Extracted entries ▸
┏━━

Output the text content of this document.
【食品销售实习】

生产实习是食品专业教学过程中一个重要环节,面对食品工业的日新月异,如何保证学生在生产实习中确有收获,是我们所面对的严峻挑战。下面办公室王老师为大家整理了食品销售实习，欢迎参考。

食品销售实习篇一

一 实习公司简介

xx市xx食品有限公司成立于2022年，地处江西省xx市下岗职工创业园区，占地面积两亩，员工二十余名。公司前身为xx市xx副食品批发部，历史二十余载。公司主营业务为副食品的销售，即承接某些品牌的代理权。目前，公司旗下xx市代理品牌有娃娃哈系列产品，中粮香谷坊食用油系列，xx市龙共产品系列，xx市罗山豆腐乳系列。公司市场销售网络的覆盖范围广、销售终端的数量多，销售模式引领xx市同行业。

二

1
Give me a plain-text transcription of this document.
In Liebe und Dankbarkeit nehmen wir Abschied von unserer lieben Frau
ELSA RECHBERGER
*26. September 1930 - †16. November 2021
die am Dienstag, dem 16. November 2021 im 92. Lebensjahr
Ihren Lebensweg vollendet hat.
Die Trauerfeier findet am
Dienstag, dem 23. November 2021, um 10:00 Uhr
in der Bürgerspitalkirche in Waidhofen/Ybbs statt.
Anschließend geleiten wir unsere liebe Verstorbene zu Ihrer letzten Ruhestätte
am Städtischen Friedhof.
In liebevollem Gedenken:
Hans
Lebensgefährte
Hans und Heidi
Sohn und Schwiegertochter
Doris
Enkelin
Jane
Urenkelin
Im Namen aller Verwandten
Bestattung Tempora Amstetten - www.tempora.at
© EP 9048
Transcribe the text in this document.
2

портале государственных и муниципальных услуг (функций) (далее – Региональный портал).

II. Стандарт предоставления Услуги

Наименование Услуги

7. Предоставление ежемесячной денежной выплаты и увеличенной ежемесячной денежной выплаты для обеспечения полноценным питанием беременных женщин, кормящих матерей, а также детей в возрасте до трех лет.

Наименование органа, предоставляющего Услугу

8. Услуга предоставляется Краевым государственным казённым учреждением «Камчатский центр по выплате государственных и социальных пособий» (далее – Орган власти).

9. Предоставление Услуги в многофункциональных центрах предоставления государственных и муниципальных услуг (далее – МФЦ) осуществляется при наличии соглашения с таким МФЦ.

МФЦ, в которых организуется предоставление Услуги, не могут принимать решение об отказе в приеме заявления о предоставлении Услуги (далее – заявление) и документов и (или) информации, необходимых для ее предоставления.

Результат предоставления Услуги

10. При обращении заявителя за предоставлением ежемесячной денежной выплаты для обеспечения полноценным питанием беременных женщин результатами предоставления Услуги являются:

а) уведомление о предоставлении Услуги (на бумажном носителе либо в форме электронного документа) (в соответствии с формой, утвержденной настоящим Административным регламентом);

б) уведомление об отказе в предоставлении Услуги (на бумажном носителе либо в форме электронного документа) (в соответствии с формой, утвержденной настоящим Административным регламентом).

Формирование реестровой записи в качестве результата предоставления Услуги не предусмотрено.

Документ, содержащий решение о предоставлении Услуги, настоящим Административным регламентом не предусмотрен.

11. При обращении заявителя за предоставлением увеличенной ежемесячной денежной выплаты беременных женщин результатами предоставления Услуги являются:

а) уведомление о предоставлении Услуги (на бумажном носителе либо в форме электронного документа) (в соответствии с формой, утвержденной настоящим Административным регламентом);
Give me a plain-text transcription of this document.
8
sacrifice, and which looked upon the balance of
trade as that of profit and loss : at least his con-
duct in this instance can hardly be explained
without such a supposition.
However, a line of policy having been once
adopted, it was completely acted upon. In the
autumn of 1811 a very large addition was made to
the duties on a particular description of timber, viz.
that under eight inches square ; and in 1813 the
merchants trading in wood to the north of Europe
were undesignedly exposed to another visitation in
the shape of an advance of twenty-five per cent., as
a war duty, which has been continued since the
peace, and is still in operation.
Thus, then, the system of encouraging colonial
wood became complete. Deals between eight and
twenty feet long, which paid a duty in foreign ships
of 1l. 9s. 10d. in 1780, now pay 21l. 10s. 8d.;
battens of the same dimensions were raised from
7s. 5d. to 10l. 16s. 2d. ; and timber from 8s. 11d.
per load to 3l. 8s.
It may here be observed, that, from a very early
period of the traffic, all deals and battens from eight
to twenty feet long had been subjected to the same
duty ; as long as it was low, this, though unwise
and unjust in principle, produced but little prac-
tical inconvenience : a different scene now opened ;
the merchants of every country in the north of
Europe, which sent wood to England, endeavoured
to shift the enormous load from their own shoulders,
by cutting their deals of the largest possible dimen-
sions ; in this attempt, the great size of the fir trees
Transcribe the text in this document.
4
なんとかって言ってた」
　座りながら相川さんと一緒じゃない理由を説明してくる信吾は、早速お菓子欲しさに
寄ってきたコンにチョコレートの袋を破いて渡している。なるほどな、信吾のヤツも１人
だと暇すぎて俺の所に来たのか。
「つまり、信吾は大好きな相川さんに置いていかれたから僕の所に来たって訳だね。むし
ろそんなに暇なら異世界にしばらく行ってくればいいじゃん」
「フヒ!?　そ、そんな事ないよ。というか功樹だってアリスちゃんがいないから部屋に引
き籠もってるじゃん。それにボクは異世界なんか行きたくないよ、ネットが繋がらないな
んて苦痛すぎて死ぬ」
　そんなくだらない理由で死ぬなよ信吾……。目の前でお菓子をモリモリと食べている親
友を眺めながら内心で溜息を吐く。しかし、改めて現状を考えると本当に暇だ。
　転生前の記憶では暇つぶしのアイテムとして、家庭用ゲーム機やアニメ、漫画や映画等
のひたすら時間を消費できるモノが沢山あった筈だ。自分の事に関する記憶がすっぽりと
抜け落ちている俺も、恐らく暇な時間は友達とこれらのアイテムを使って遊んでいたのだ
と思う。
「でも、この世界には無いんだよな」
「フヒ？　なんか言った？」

┗━━

What is expected ▸
Copy every line from the records above that contains the word "load".

Problem solution ▸
per load to 3l. 8s.
to shift the enormous load from their own shoulders,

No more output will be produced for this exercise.